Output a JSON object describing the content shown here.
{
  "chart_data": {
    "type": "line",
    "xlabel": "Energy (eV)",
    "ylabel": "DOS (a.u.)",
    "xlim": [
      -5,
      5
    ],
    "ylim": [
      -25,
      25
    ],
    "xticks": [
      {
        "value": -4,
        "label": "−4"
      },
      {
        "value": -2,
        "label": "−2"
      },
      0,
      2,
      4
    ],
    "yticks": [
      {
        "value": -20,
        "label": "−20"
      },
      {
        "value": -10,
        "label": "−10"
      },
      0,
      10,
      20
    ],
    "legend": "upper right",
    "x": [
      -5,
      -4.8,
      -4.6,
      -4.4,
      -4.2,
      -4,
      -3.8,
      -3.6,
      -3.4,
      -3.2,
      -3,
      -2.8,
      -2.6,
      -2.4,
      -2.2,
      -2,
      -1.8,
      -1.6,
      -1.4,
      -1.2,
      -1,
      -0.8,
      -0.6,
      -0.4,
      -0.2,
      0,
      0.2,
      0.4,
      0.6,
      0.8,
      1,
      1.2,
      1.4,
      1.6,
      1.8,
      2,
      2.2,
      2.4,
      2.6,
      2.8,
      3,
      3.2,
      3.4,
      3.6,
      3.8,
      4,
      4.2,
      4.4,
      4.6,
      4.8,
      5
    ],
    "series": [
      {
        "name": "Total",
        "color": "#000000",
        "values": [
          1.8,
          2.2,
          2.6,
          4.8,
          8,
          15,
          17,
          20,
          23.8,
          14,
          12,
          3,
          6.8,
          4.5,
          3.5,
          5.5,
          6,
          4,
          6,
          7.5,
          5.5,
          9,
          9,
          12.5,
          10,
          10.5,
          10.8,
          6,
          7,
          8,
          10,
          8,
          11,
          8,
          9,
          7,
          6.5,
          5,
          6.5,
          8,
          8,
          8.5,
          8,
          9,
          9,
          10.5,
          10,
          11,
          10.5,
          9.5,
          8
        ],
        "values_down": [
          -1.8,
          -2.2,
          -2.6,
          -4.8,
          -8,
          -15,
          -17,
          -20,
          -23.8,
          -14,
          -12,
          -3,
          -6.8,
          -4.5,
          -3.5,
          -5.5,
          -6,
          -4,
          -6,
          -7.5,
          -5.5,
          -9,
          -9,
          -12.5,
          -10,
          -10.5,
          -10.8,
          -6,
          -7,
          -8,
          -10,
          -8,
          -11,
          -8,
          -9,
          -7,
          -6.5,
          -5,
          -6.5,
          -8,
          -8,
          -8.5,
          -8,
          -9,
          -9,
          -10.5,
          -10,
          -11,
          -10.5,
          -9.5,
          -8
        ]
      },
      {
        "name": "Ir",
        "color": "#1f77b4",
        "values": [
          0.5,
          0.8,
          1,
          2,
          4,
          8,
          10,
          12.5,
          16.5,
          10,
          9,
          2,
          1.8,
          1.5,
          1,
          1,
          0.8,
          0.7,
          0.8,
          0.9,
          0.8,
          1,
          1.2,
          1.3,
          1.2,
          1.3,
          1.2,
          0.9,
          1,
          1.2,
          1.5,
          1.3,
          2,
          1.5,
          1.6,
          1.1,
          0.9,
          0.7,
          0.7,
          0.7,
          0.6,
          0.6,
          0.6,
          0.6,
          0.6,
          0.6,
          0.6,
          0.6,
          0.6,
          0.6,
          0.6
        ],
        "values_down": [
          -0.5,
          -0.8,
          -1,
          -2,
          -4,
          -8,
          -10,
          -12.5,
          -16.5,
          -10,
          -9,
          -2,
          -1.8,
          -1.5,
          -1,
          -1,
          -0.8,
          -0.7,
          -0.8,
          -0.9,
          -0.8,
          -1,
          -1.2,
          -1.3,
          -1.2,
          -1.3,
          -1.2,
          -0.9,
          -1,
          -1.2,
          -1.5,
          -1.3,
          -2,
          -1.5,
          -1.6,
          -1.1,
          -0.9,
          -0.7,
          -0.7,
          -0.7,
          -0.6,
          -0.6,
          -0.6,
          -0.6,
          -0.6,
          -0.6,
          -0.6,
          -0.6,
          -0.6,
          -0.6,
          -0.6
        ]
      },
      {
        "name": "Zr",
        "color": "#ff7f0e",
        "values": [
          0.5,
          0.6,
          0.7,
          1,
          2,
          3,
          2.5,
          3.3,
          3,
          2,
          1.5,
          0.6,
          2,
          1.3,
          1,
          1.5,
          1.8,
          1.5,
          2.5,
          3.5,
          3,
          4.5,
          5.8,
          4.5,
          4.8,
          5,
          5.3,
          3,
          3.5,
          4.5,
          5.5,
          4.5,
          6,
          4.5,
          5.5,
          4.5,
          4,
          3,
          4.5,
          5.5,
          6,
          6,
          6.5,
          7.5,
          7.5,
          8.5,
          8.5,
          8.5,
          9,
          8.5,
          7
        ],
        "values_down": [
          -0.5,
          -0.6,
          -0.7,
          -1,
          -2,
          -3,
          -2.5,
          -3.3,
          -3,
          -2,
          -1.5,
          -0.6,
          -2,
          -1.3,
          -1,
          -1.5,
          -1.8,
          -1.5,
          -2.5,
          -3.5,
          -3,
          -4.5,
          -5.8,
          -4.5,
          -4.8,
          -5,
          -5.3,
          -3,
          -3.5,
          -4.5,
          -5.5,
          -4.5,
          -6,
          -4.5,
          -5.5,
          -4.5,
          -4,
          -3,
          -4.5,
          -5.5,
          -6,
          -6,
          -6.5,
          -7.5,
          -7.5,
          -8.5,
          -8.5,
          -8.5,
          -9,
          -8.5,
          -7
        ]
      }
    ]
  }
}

* **Description of the task**: Reproduce the listing above word for word.

* **Response below**:
Output a JSON object describing the content shown here.
{
  "chart_data": {
    "type": "line",
    "xlabel": "Energy (eV)",
    "ylabel": "DOS (a.u.)",
    "xlim": [
      -5,
      5
    ],
    "ylim": [
      -25,
      25
    ],
    "xticks": [
      {
        "value": -4,
        "label": "−4"
      },
      {
        "value": -2,
        "label": "−2"
      },
      0,
      2,
      4
    ],
    "yticks": [
      {
        "value": -20,
        "label": "−20"
      },
      {
        "value": -10,
        "label": "−10"
      },
      0,
      10,
      20
    ],
    "legend": "upper right",
    "x": [
      -5,
      -4.8,
      -4.6,
      -4.4,
      -4.2,
      -4,
      -3.8,
      -3.6,
      -3.4,
      -3.2,
      -3,
      -2.8,
      -2.6,
      -2.4,
      -2.2,
      -2,
      -1.8,
      -1.6,
      -1.4,
      -1.2,
      -1,
      -0.8,
      -0.6,
      -0.4,
      -0.2,
      0,
      0.2,
      0.4,
      0.6,
      0.8,
      1,
      1.2,
      1.4,
      1.6,
      1.8,
      2,
      2.2,
      2.4,
      2.6,
      2.8,
      3,
      3.2,
      3.4,
      3.6,
      3.8,
      4,
      4.2,
      4.4,
      4.6,
      4.8,
      5
    ],
    "series": [
      {
        "name": "Total",
        "color": "#000000",
        "values": [
          1.8,
          2.2,
          2.6,
          4.8,
          8,
          15,
          17,
          20,
          23.8,
          14,
          12,
          3,
          6.8,
          4.5,
          3.5,
          5.5,
          6,
          4,
          6,
          7.5,
          5.5,
          9,
          9,
          12.5,
          10,
          10.5,
          10.8,
          6,
          7,
          8,
          10,
          8,
          11,
          8,
          9,
          7,
          6.5,
          5,
          6.5,
          8,
          8,
          8.5,
          8,
          9,
          9,
          10.5,
          10,
          11,
          10.5,
          9.5,
          8
        ],
        "values_down": [
          -1.8,
          -2.2,
          -2.6,
          -4.8,
          -8,
          -15,
          -17,
          -20,
          -23.8,
          -14,
          -12,
          -3,
          -6.8,
          -4.5,
          -3.5,
          -5.5,
          -6,
          -4,
          -6,
          -7.5,
          -5.5,
          -9,
          -9,
          -12.5,
          -10,
          -10.5,
          -10.8,
          -6,
          -7,
          -8,
          -10,
          -8,
          -11,
          -8,
          -9,
          -7,
          -6.5,
          -5,
          -6.5,
          -8,
          -8,
          -8.5,
          -8,
          -9,
          -9,
          -10.5,
          -10,
          -11,
          -10.5,
          -9.5,
          -8
        ]
      },
      {
        "name": "Ir",
        "color": "#1f77b4",
        "values": [
          0.5,
          0.8,
          1,
          2,
          4,
          8,
          10,
          12.5,
          16.5,
          10,
          9,
          2,
          1.8,
          1.5,
          1,
          1,
          0.8,
          0.7,
          0.8,
          0.9,
          0.8,
          1,
          1.2,
          1.3,
          1.2,
          1.3,
          1.2,
          0.9,
          1,
          1.2,
          1.5,
          1.3,
          2,
          1.5,
          1.6,
          1.1,
          0.9,
          0.7,
          0.7,
          0.7,
          0.6,
          0.6,
          0.6,
          0.6,
          0.6,
          0.6,
          0.6,
          0.6,
          0.6,
          0.6,
          0.6
        ],
        "values_down": [
          -0.5,
          -0.8,
          -1,
          -2,
          -4,
          -8,
          -10,
          -12.5,
          -16.5,
          -10,
          -9,
          -2,
          -1.8,
          -1.5,
          -1,
          -1,
          -0.8,
          -0.7,
          -0.8,
          -0.9,
          -0.8,
          -1,
          -1.2,
          -1.3,
          -1.2,
          -1.3,
          -1.2,
          -0.9,
          -1,
          -1.2,
          -1.5,
          -1.3,
          -2,
          -1.5,
          -1.6,
          -1.1,
          -0.9,
          -0.7,
          -0.7,
          -0.7,
          -0.6,
          -0.6,
          -0.6,
          -0.6,
          -0.6,
          -0.6,
          -0.6,
          -0.6,
          -0.6,
          -0.6,
          -0.6
        ]
      },
      {
        "name": "Zr",
        "color": "#ff7f0e",
        "values": [
          0.5,
          0.6,
          0.7,
          1,
          2,
          3,
          2.5,
          3.3,
          3,
          2,
          1.5,
          0.6,
          2,
          1.3,
          1,
          1.5,
          1.8,
          1.5,
          2.5,
          3.5,
          3,
          4.5,
          5.8,
          4.5,
          4.8,
          5,
          5.3,
          3,
          3.5,
          4.5,
          5.5,
          4.5,
          6,
          4.5,
          5.5,
          4.5,
          4,
          3,
          4.5,
          5.5,
          6,
          6,
          6.5,
          7.5,
          7.5,
          8.5,
          8.5,
          8.5,
          9,
          8.5,
          7
        ],
        "values_down": [
          -0.5,
          -0.6,
          -0.7,
          -1,
          -2,
          -3,
          -2.5,
          -3.3,
          -3,
          -2,
          -1.5,
          -0.6,
          -2,
          -1.3,
          -1,
          -1.5,
          -1.8,
          -1.5,
          -2.5,
          -3.5,
          -3,
          -4.5,
          -5.8,
          -4.5,
          -4.8,
          -5,
          -5.3,
          -3,
          -3.5,
          -4.5,
          -5.5,
          -4.5,
          -6,
          -4.5,
          -5.5,
          -4.5,
          -4,
          -3,
          -4.5,
          -5.5,
          -6,
          -6,
          -6.5,
          -7.5,
          -7.5,
          -8.5,
          -8.5,
          -8.5,
          -9,
          -8.5,
          -7
        ]
      }
    ]
  }
}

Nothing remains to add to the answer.